_DATA FOR THIS TASK_
━━━━━━━━━━━━━━━━

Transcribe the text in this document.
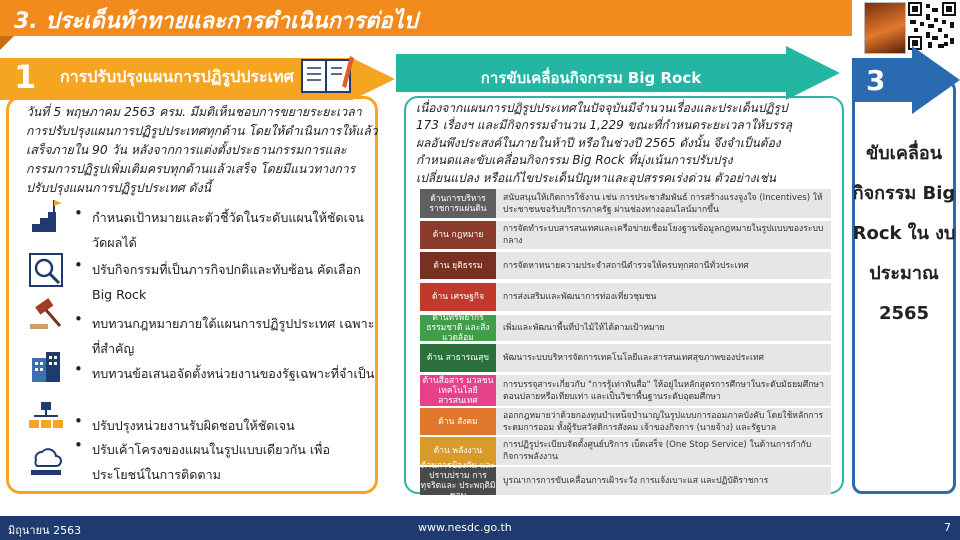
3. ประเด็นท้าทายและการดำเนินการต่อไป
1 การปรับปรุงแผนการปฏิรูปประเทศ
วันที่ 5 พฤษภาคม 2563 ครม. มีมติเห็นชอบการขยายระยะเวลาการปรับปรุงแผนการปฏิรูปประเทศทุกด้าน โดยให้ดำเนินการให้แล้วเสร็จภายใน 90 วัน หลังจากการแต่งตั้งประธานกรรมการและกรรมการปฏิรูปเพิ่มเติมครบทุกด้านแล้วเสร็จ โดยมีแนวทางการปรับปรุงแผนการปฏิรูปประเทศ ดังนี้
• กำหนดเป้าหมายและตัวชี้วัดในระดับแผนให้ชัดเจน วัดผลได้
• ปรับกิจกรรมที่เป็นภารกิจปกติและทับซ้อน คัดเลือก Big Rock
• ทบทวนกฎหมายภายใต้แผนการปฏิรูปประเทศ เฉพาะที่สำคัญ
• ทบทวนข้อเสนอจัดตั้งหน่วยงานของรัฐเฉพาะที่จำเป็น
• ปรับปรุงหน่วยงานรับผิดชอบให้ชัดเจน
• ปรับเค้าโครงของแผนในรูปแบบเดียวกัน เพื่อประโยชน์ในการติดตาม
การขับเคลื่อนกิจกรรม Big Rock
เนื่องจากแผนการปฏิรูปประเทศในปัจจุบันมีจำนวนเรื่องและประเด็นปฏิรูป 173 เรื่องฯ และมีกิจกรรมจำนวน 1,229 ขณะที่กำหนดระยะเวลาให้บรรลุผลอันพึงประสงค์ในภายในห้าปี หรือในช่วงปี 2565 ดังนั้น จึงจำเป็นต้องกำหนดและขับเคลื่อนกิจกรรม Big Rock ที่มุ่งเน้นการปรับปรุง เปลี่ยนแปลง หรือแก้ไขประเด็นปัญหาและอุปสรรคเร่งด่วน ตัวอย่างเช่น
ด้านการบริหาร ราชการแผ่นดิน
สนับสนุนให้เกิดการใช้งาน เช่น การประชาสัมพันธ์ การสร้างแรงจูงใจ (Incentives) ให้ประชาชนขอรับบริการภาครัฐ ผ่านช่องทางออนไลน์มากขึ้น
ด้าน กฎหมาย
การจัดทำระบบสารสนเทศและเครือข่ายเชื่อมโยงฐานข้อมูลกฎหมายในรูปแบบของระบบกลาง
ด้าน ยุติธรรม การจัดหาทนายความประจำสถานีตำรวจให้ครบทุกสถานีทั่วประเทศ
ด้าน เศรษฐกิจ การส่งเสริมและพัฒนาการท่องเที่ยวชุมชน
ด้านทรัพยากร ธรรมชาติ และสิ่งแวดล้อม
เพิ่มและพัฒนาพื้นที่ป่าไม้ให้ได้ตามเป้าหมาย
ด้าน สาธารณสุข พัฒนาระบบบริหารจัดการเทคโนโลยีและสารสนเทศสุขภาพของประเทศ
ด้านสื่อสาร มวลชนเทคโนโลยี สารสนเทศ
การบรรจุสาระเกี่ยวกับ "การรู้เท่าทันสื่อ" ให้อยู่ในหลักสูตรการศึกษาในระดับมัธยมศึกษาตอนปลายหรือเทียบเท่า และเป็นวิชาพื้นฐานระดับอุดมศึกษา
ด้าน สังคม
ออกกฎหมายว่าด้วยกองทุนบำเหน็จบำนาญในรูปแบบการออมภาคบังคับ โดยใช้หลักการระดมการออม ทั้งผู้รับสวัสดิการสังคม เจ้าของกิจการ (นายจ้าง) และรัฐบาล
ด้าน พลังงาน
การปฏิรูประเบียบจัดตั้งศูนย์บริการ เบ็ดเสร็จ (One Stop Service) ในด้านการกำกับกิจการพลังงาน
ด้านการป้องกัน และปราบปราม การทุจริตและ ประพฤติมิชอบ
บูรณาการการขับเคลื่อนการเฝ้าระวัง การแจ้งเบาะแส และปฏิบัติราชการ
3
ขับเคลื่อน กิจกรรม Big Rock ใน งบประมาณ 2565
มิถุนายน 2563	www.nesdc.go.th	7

━━━━━━━━━━━━━━━━

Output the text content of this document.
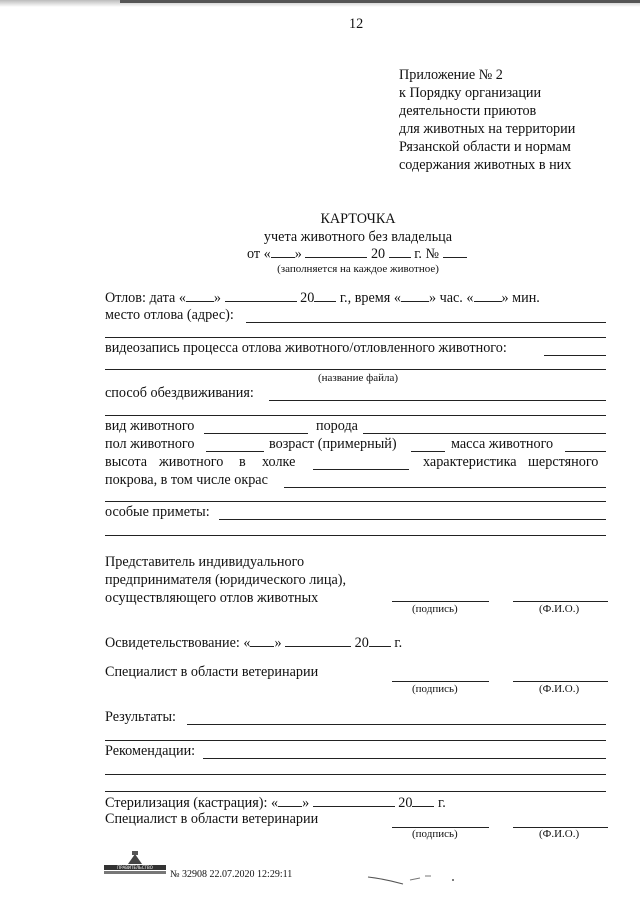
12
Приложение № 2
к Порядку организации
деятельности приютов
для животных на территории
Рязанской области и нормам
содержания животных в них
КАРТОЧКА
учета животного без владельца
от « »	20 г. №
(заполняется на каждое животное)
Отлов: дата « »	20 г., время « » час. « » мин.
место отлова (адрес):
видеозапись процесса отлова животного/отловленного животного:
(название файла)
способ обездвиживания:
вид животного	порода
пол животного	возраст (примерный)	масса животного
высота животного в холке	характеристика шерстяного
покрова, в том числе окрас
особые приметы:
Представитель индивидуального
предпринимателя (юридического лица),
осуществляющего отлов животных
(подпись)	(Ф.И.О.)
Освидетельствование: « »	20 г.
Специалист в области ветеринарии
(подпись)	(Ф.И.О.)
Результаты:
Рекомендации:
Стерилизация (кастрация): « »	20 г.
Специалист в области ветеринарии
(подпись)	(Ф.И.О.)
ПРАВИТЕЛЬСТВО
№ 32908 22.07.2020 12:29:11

━━━━━━━━━━━━━━━━

_REQUEST_
Return every line above that contains the word "มและพ".

_COMPLETE ANSWER_
ด้าน เศรษฐกิจ การส่งเสริมและพัฒนาการท่องเที่ยวชุมชน
เพิ่มและพัฒนาพื้นที่ป่าไม้ให้ได้ตามเป้าหมาย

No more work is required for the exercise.